Exercise prompt => Transcribe the records that follow exactly. Skip the pictures.

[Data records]
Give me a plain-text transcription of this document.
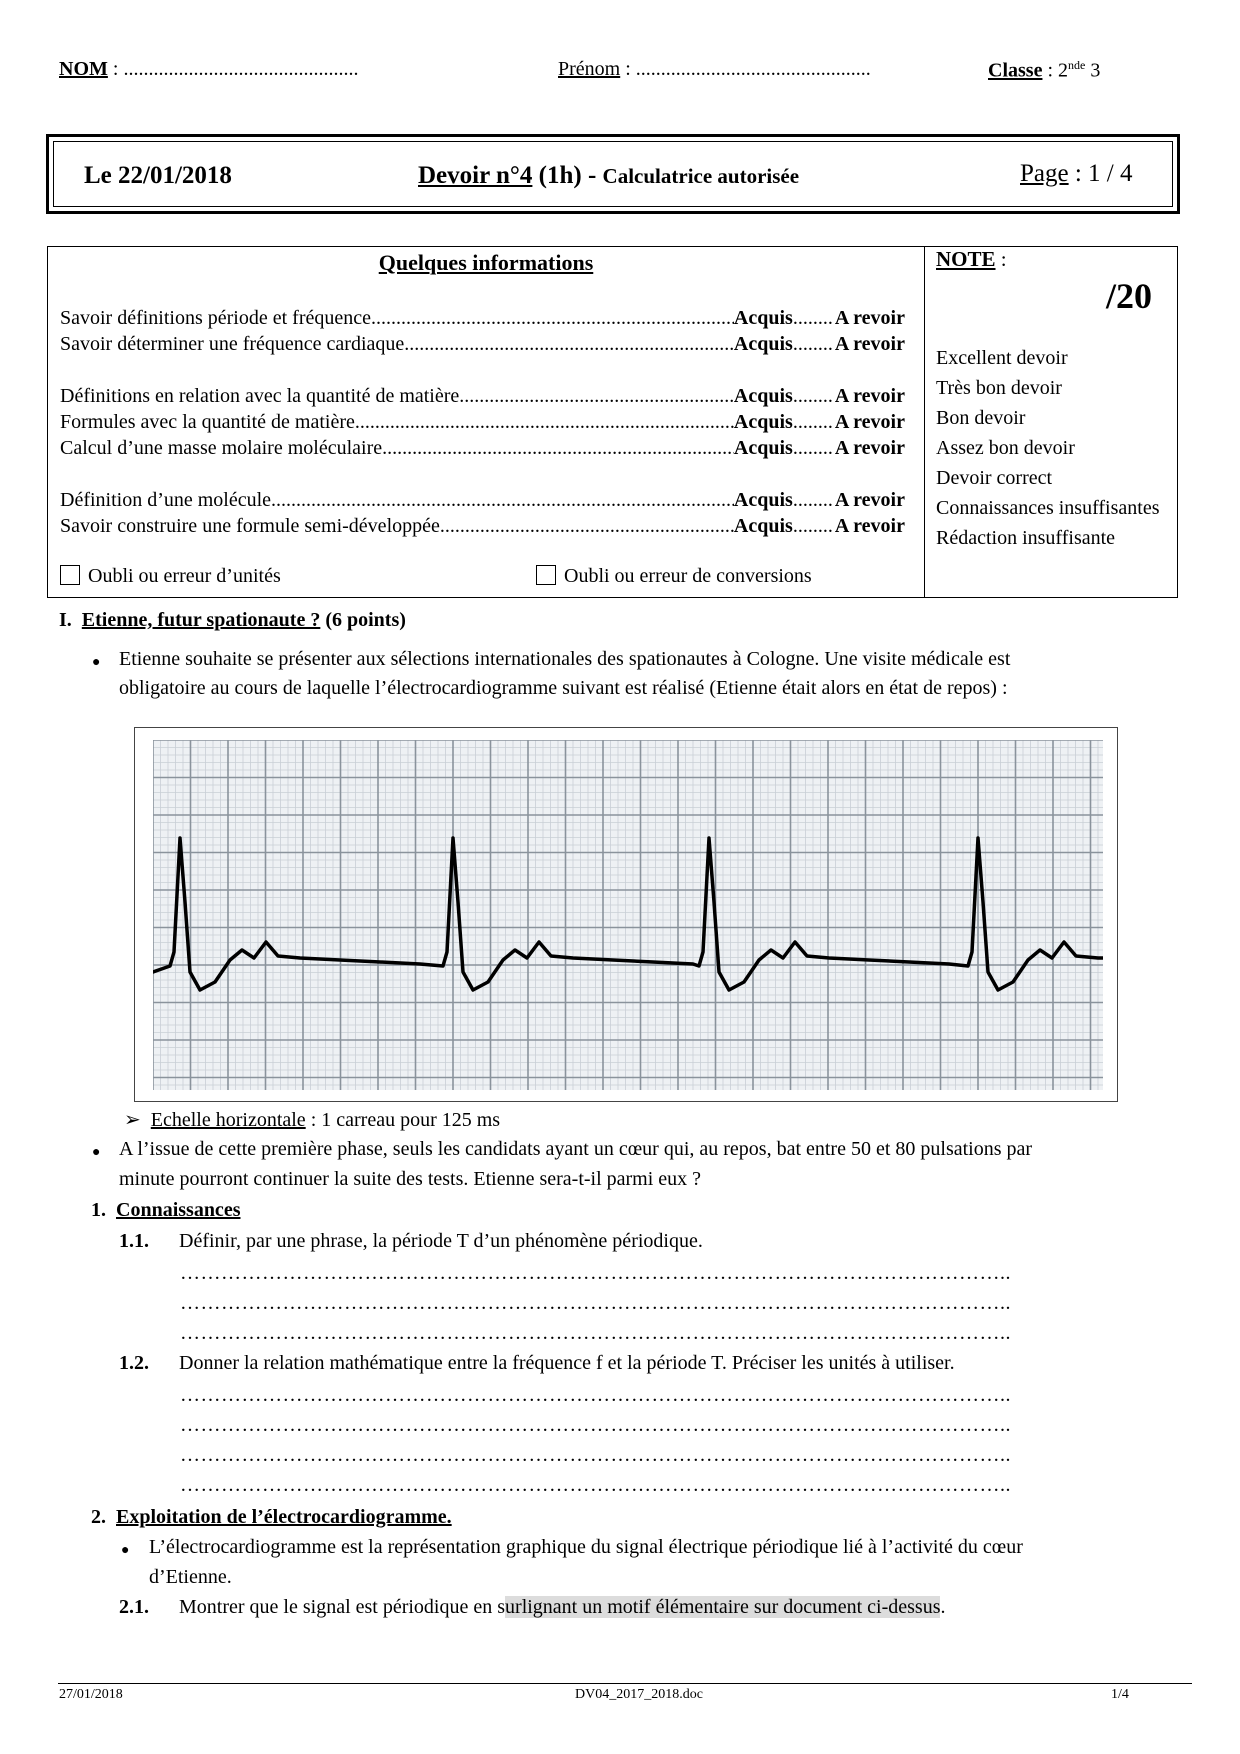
NOM : ...............................................	Prénom : ...............................................	Classe : 2nde 3
Le 22/01/2018	Devoir n°4 (1h) - Calculatrice autorisée	Page : 1 / 4
Quelques informations
Savoir définitions période et fréquence .....	Acquis ........ A revoir
Savoir déterminer une fréquence cardiaque .....	Acquis ........ A revoir
Définitions en relation avec la quantité de matière .....	Acquis ........ A revoir
Formules avec la quantité de matière .....	Acquis ........ A revoir
Calcul d’une masse molaire moléculaire .....	Acquis ........ A revoir
Définition d’une molécule .....	Acquis ........ A revoir
Savoir construire une formule semi-développée .....	Acquis ........ A revoir
Oubli ou erreur d’unités	Oubli ou erreur de conversions
NOTE :
/20
Excellent devoir
Très bon devoir
Bon devoir
Assez bon devoir
Devoir correct
Connaissances insuffisantes
Rédaction insuffisante
I. Etienne, futur spationaute ? (6 points)
● Etienne souhaite se présenter aux sélections internationales des spationautes à Cologne. Une visite médicale est
obligatoire au cours de laquelle l’électrocardiogramme suivant est réalisé (Etienne était alors en état de repos) :
➢ Echelle horizontale : 1 carreau pour 125 ms
● A l’issue de cette première phase, seuls les candidats ayant un cœur qui, au repos, bat entre 50 et 80 pulsations par
minute pourront continuer la suite des tests. Etienne sera-t-il parmi eux ?
1. Connaissances
1.1. Définir, par une phrase, la période T d’un phénomène périodique.
…………………………………………………………………………………………………………..
…………………………………………………………………………………………………………..
…………………………………………………………………………………………………………..
1.2. Donner la relation mathématique entre la fréquence f et la période T. Préciser les unités à utiliser.
…………………………………………………………………………………………………………..
…………………………………………………………………………………………………………..
…………………………………………………………………………………………………………..
…………………………………………………………………………………………………………..
2. Exploitation de l’électrocardiogramme.
● L’électrocardiogramme est la représentation graphique du signal électrique périodique lié à l’activité du cœur
d’Etienne.
2.1. Montrer que le signal est périodique en surlignant un motif élémentaire sur document ci-dessus.
27/01/2018	DV04_2017_2018.doc	1/4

Task output =>
Give me a plain-text transcription of this document.
NOM : ...............................................	Prénom : ...............................................	Classe : 2nde 3
Le 22/01/2018	Devoir n°4 (1h) - Calculatrice autorisée	Page : 1 / 4
Quelques informations
Savoir définitions période et fréquence .....	Acquis ........ A revoir
Savoir déterminer une fréquence cardiaque .....	Acquis ........ A revoir
Définitions en relation avec la quantité de matière .....	Acquis ........ A revoir
Formules avec la quantité de matière .....	Acquis ........ A revoir
Calcul d’une masse molaire moléculaire .....	Acquis ........ A revoir
Définition d’une molécule .....	Acquis ........ A revoir
Savoir construire une formule semi-développée .....	Acquis ........ A revoir
Oubli ou erreur d’unités	Oubli ou erreur de conversions
NOTE :
/20
Excellent devoir
Très bon devoir
Bon devoir
Assez bon devoir
Devoir correct
Connaissances insuffisantes
Rédaction insuffisante
I. Etienne, futur spationaute ? (6 points)
● Etienne souhaite se présenter aux sélections internationales des spationautes à Cologne. Une visite médicale est
obligatoire au cours de laquelle l’électrocardiogramme suivant est réalisé (Etienne était alors en état de repos) :
➢ Echelle horizontale : 1 carreau pour 125 ms
● A l’issue de cette première phase, seuls les candidats ayant un cœur qui, au repos, bat entre 50 et 80 pulsations par
minute pourront continuer la suite des tests. Etienne sera-t-il parmi eux ?
1. Connaissances
1.1. Définir, par une phrase, la période T d’un phénomène périodique.
…………………………………………………………………………………………………………..
…………………………………………………………………………………………………………..
…………………………………………………………………………………………………………..
1.2. Donner la relation mathématique entre la fréquence f et la période T. Préciser les unités à utiliser.
…………………………………………………………………………………………………………..
…………………………………………………………………………………………………………..
…………………………………………………………………………………………………………..
…………………………………………………………………………………………………………..
2. Exploitation de l’électrocardiogramme.
● L’électrocardiogramme est la représentation graphique du signal électrique périodique lié à l’activité du cœur
d’Etienne.
2.1. Montrer que le signal est périodique en surlignant un motif élémentaire sur document ci-dessus.
27/01/2018	DV04_2017_2018.doc	1/4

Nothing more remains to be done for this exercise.